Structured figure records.
· · · · · · ·

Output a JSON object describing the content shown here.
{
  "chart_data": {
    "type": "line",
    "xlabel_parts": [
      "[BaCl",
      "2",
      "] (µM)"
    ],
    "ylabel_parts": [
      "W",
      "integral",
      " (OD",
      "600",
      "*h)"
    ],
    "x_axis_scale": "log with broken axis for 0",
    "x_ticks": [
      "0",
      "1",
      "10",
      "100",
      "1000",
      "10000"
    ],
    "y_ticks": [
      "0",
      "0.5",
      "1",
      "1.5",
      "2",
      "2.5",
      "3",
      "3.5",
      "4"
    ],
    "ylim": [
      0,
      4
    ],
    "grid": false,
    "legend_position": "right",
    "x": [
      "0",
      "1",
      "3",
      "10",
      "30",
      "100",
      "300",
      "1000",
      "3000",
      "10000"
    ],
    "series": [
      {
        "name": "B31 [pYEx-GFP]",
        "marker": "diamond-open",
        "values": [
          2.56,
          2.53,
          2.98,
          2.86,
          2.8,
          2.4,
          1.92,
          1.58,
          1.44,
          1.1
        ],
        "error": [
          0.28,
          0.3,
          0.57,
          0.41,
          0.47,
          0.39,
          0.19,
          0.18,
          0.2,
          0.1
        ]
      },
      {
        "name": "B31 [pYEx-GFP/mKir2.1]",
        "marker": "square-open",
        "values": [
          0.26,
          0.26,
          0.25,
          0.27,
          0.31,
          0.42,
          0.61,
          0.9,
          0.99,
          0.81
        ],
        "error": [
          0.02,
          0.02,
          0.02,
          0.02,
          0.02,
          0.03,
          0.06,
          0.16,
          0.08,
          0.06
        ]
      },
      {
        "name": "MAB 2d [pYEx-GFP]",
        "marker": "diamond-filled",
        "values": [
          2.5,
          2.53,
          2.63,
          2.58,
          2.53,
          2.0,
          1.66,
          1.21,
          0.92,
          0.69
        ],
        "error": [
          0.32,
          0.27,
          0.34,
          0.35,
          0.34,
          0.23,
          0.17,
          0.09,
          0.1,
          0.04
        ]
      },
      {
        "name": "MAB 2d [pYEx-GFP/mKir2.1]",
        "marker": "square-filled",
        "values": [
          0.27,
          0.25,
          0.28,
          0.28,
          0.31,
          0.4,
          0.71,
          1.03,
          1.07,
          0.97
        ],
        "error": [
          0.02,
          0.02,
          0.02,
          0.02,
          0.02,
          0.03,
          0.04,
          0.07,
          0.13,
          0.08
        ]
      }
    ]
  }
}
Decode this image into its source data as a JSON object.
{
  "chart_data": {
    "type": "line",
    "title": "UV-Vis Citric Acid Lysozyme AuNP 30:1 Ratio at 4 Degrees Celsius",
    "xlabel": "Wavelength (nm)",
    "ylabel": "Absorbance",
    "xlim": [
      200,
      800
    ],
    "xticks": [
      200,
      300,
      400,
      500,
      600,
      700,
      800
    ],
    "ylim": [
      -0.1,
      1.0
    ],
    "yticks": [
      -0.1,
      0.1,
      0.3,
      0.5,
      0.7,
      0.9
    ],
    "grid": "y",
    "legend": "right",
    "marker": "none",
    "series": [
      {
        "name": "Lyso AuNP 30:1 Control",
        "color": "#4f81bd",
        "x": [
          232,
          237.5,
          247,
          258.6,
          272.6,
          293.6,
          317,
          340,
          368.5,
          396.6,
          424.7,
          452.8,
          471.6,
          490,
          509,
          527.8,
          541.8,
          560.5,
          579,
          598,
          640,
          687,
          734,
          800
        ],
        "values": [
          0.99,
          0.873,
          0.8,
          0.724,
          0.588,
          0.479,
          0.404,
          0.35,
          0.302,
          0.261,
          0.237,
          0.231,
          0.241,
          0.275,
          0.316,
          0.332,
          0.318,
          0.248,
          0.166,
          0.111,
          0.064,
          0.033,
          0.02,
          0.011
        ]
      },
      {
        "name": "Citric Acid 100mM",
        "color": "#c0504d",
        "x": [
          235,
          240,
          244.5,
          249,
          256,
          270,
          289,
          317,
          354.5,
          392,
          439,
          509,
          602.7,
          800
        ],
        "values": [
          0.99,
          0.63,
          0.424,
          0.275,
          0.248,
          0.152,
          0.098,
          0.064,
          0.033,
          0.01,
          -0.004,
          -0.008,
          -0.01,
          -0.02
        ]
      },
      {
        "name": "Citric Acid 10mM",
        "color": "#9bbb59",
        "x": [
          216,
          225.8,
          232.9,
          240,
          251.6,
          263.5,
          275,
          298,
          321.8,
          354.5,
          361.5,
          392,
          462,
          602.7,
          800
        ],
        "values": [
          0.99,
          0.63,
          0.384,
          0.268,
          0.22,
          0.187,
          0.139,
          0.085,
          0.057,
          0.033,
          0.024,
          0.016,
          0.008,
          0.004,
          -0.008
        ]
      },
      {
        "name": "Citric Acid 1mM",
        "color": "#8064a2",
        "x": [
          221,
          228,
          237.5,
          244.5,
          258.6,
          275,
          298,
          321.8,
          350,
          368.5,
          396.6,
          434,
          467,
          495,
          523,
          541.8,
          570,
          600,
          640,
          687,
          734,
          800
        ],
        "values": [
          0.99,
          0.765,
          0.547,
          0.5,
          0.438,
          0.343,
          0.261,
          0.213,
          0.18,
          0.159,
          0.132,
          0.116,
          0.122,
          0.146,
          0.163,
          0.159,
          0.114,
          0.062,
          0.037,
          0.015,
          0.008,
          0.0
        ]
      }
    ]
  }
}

· · · · · · ·

EXERCISE. Print again each line of the listing above, exactly as it appears.

RESULT OF THIS EXERCISE.
Output a JSON object describing the content shown here.
{
  "chart_data": {
    "type": "line",
    "xlabel_parts": [
      "[BaCl",
      "2",
      "] (µM)"
    ],
    "ylabel_parts": [
      "W",
      "integral",
      " (OD",
      "600",
      "*h)"
    ],
    "x_axis_scale": "log with broken axis for 0",
    "x_ticks": [
      "0",
      "1",
      "10",
      "100",
      "1000",
      "10000"
    ],
    "y_ticks": [
      "0",
      "0.5",
      "1",
      "1.5",
      "2",
      "2.5",
      "3",
      "3.5",
      "4"
    ],
    "ylim": [
      0,
      4
    ],
    "grid": false,
    "legend_position": "right",
    "x": [
      "0",
      "1",
      "3",
      "10",
      "30",
      "100",
      "300",
      "1000",
      "3000",
      "10000"
    ],
    "series": [
      {
        "name": "B31 [pYEx-GFP]",
        "marker": "diamond-open",
        "values": [
          2.56,
          2.53,
          2.98,
          2.86,
          2.8,
          2.4,
          1.92,
          1.58,
          1.44,
          1.1
        ],
        "error": [
          0.28,
          0.3,
          0.57,
          0.41,
          0.47,
          0.39,
          0.19,
          0.18,
          0.2,
          0.1
        ]
      },
      {
        "name": "B31 [pYEx-GFP/mKir2.1]",
        "marker": "square-open",
        "values": [
          0.26,
          0.26,
          0.25,
          0.27,
          0.31,
          0.42,
          0.61,
          0.9,
          0.99,
          0.81
        ],
        "error": [
          0.02,
          0.02,
          0.02,
          0.02,
          0.02,
          0.03,
          0.06,
          0.16,
          0.08,
          0.06
        ]
      },
      {
        "name": "MAB 2d [pYEx-GFP]",
        "marker": "diamond-filled",
        "values": [
          2.5,
          2.53,
          2.63,
          2.58,
          2.53,
          2.0,
          1.66,
          1.21,
          0.92,
          0.69
        ],
        "error": [
          0.32,
          0.27,
          0.34,
          0.35,
          0.34,
          0.23,
          0.17,
          0.09,
          0.1,
          0.04
        ]
      },
      {
        "name": "MAB 2d [pYEx-GFP/mKir2.1]",
        "marker": "square-filled",
        "values": [
          0.27,
          0.25,
          0.28,
          0.28,
          0.31,
          0.4,
          0.71,
          1.03,
          1.07,
          0.97
        ],
        "error": [
          0.02,
          0.02,
          0.02,
          0.02,
          0.02,
          0.03,
          0.04,
          0.07,
          0.13,
          0.08
        ]
      }
    ]
  }
}
Decode this image into its source data as a JSON object.
{
  "chart_data": {
    "type": "line",
    "title": "UV-Vis Citric Acid Lysozyme AuNP 30:1 Ratio at 4 Degrees Celsius",
    "xlabel": "Wavelength (nm)",
    "ylabel": "Absorbance",
    "xlim": [
      200,
      800
    ],
    "xticks": [
      200,
      300,
      400,
      500,
      600,
      700,
      800
    ],
    "ylim": [
      -0.1,
      1.0
    ],
    "yticks": [
      -0.1,
      0.1,
      0.3,
      0.5,
      0.7,
      0.9
    ],
    "grid": "y",
    "legend": "right",
    "marker": "none",
    "series": [
      {
        "name": "Lyso AuNP 30:1 Control",
        "color": "#4f81bd",
        "x": [
          232,
          237.5,
          247,
          258.6,
          272.6,
          293.6,
          317,
          340,
          368.5,
          396.6,
          424.7,
          452.8,
          471.6,
          490,
          509,
          527.8,
          541.8,
          560.5,
          579,
          598,
          640,
          687,
          734,
          800
        ],
        "values": [
          0.99,
          0.873,
          0.8,
          0.724,
          0.588,
          0.479,
          0.404,
          0.35,
          0.302,
          0.261,
          0.237,
          0.231,
          0.241,
          0.275,
          0.316,
          0.332,
          0.318,
          0.248,
          0.166,
          0.111,
          0.064,
          0.033,
          0.02,
          0.011
        ]
      },
      {
        "name": "Citric Acid 100mM",
        "color": "#c0504d",
        "x": [
          235,
          240,
          244.5,
          249,
          256,
          270,
          289,
          317,
          354.5,
          392,
          439,
          509,
          602.7,
          800
        ],
        "values": [
          0.99,
          0.63,
          0.424,
          0.275,
          0.248,
          0.152,
          0.098,
          0.064,
          0.033,
          0.01,
          -0.004,
          -0.008,
          -0.01,
          -0.02
        ]
      },
      {
        "name": "Citric Acid 10mM",
        "color": "#9bbb59",
        "x": [
          216,
          225.8,
          232.9,
          240,
          251.6,
          263.5,
          275,
          298,
          321.8,
          354.5,
          361.5,
          392,
          462,
          602.7,
          800
        ],
        "values": [
          0.99,
          0.63,
          0.384,
          0.268,
          0.22,
          0.187,
          0.139,
          0.085,
          0.057,
          0.033,
          0.024,
          0.016,
          0.008,
          0.004,
          -0.008
        ]
      },
      {
        "name": "Citric Acid 1mM",
        "color": "#8064a2",
        "x": [
          221,
          228,
          237.5,
          244.5,
          258.6,
          275,
          298,
          321.8,
          350,
          368.5,
          396.6,
          434,
          467,
          495,
          523,
          541.8,
          570,
          600,
          640,
          687,
          734,
          800
        ],
        "values": [
          0.99,
          0.765,
          0.547,
          0.5,
          0.438,
          0.343,
          0.261,
          0.213,
          0.18,
          0.159,
          0.132,
          0.116,
          0.122,
          0.146,
          0.163,
          0.159,
          0.114,
          0.062,
          0.037,
          0.015,
          0.008,
          0.0
        ]
      }
    ]
  }
}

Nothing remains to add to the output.